- _JOB_
Each entry must appear again exactly as it does in the source.

- _PROVIDED RECORDS_
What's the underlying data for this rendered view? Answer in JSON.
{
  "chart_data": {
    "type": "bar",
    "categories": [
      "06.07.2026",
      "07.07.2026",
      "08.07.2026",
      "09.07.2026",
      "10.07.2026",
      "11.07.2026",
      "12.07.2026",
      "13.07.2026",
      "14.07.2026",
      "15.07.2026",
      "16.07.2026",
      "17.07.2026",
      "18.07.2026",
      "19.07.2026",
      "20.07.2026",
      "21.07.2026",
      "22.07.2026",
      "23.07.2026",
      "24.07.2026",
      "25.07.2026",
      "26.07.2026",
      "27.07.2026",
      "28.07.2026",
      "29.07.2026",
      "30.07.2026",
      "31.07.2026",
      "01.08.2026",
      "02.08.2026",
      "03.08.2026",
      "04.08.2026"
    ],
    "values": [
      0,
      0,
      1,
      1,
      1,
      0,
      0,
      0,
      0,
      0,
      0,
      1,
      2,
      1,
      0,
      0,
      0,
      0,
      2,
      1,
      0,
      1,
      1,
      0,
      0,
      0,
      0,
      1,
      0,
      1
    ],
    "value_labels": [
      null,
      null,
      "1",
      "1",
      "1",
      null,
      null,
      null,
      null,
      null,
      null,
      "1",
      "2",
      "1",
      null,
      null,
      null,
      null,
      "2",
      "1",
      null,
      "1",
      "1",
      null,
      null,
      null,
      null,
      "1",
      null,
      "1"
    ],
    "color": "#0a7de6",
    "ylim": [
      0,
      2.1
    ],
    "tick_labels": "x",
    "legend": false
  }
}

- _SOLUTION TO THIS EXERCISE_
What's the underlying data for this rendered view? Answer in JSON.
{
  "chart_data": {
    "type": "bar",
    "categories": [
      "06.07.2026",
      "07.07.2026",
      "08.07.2026",
      "09.07.2026",
      "10.07.2026",
      "11.07.2026",
      "12.07.2026",
      "13.07.2026",
      "14.07.2026",
      "15.07.2026",
      "16.07.2026",
      "17.07.2026",
      "18.07.2026",
      "19.07.2026",
      "20.07.2026",
      "21.07.2026",
      "22.07.2026",
      "23.07.2026",
      "24.07.2026",
      "25.07.2026",
      "26.07.2026",
      "27.07.2026",
      "28.07.2026",
      "29.07.2026",
      "30.07.2026",
      "31.07.2026",
      "01.08.2026",
      "02.08.2026",
      "03.08.2026",
      "04.08.2026"
    ],
    "values": [
      0,
      0,
      1,
      1,
      1,
      0,
      0,
      0,
      0,
      0,
      0,
      1,
      2,
      1,
      0,
      0,
      0,
      0,
      2,
      1,
      0,
      1,
      1,
      0,
      0,
      0,
      0,
      1,
      0,
      1
    ],
    "value_labels": [
      null,
      null,
      "1",
      "1",
      "1",
      null,
      null,
      null,
      null,
      null,
      null,
      "1",
      "2",
      "1",
      null,
      null,
      null,
      null,
      "2",
      "1",
      null,
      "1",
      "1",
      null,
      null,
      null,
      null,
      "1",
      null,
      "1"
    ],
    "color": "#0a7de6",
    "ylim": [
      0,
      2.1
    ],
    "tick_labels": "x",
    "legend": false
  }
}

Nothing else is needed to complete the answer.